What is expected:
Report the number of lines containing "сборов", with no other words.

Records provided:
◆ ◆ ◆

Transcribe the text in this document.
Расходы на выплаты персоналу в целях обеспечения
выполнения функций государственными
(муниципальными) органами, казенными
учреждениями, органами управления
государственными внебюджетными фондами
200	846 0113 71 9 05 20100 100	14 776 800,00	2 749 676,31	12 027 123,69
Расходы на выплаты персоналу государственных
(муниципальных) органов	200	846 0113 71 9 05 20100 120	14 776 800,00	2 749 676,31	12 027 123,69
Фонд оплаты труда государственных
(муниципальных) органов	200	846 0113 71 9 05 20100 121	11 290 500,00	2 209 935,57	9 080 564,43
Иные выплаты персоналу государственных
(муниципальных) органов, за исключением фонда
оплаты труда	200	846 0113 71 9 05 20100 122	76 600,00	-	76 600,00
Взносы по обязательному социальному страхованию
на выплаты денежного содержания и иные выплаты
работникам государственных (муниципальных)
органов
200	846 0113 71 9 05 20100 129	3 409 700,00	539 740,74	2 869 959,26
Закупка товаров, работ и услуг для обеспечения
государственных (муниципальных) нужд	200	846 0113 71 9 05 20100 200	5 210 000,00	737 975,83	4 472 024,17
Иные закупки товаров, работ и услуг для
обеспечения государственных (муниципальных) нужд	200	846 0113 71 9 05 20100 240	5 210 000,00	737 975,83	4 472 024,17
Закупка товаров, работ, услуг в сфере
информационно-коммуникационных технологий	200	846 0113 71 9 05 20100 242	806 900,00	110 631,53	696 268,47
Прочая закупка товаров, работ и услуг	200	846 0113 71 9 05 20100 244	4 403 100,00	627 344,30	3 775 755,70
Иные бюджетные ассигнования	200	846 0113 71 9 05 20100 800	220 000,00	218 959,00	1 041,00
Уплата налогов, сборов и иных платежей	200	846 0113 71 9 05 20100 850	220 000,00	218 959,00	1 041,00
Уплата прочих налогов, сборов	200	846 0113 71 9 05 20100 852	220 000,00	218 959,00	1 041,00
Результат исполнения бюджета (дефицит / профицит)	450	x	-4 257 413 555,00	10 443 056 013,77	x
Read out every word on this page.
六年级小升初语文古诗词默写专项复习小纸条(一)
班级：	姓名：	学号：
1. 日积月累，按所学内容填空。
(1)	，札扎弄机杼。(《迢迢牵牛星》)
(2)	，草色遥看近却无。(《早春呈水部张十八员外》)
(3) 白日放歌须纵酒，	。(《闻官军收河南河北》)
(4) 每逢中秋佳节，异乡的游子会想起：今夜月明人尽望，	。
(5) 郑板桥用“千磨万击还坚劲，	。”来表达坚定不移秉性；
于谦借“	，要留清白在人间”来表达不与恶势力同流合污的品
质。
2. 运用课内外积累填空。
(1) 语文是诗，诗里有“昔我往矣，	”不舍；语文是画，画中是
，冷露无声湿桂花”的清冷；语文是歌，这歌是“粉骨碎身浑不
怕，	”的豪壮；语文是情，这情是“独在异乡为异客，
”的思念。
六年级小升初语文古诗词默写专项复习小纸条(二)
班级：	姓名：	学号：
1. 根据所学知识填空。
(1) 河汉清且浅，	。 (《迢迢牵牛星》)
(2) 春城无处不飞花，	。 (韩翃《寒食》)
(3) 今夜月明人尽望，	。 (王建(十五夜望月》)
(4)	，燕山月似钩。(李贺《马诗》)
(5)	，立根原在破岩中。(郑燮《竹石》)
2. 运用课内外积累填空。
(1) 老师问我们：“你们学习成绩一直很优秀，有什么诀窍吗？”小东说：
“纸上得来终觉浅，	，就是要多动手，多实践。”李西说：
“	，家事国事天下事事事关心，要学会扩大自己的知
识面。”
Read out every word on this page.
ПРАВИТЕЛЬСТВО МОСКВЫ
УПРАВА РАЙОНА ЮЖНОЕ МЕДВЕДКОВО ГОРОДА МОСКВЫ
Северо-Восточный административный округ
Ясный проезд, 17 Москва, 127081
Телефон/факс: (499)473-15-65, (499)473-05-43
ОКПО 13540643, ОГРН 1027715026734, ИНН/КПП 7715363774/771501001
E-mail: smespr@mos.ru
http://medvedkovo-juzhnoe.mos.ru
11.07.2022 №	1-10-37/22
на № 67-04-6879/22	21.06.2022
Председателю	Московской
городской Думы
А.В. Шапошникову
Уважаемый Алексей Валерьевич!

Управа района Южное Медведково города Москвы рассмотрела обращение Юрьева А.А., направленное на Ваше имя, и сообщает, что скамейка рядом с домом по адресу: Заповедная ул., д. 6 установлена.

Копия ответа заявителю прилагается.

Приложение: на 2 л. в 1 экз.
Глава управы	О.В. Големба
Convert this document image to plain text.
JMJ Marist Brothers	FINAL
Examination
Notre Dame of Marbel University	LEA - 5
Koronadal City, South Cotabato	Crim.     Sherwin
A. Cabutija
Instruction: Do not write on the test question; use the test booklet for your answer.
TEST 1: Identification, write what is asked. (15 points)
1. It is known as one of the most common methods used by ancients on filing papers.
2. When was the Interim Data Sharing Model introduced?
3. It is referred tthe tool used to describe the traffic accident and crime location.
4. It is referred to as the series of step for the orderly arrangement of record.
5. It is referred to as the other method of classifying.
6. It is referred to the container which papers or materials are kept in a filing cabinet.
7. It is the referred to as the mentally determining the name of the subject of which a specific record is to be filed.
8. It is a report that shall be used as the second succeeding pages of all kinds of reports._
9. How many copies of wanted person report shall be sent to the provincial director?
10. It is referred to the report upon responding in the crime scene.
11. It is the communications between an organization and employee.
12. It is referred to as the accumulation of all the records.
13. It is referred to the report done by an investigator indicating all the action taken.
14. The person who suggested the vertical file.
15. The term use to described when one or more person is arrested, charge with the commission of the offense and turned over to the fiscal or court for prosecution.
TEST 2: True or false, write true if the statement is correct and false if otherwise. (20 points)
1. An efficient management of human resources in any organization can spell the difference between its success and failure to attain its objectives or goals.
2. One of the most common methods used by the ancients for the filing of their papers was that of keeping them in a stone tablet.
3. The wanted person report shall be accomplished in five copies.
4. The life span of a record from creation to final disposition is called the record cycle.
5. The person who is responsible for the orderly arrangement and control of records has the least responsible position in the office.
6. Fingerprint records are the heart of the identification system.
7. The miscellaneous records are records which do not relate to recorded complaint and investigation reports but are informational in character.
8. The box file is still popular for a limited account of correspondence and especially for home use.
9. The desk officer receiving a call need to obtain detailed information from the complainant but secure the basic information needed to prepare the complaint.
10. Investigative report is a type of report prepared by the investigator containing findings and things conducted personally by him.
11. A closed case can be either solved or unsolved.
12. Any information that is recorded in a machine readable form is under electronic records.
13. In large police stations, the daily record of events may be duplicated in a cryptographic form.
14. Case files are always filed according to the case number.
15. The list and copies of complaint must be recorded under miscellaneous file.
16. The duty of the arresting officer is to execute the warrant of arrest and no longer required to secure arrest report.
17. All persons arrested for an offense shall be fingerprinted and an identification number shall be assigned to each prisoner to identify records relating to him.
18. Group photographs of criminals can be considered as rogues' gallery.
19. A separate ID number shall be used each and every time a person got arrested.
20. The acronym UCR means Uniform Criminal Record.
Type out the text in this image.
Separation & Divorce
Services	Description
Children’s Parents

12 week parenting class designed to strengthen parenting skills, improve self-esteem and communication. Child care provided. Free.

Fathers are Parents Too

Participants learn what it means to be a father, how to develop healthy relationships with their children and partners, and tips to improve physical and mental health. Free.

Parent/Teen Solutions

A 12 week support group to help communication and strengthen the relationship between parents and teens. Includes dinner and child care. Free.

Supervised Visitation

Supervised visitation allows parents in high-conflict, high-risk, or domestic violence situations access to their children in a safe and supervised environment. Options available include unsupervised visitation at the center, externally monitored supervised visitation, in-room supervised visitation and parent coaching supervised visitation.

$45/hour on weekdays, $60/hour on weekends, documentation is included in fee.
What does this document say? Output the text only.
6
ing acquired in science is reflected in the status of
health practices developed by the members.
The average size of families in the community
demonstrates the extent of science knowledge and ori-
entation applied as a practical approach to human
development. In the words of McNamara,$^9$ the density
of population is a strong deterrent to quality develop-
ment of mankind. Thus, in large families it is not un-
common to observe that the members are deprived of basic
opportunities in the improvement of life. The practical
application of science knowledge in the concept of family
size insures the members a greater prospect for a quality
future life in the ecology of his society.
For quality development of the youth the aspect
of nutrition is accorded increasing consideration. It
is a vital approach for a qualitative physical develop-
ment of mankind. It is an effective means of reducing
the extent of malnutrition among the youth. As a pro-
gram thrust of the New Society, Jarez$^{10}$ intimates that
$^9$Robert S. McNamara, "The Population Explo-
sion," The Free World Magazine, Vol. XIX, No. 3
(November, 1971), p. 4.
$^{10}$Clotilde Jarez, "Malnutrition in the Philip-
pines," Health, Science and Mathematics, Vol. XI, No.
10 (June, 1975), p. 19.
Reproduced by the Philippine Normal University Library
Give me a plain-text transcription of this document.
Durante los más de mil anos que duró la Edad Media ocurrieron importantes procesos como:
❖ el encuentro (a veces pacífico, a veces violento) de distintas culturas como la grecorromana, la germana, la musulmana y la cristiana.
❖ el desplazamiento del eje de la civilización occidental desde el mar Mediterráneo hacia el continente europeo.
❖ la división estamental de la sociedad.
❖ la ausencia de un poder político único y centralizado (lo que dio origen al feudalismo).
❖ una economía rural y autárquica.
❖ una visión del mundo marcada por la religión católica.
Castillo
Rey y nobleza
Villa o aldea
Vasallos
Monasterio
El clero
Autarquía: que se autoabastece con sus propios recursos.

◆ ◆ ◆

Output below:
2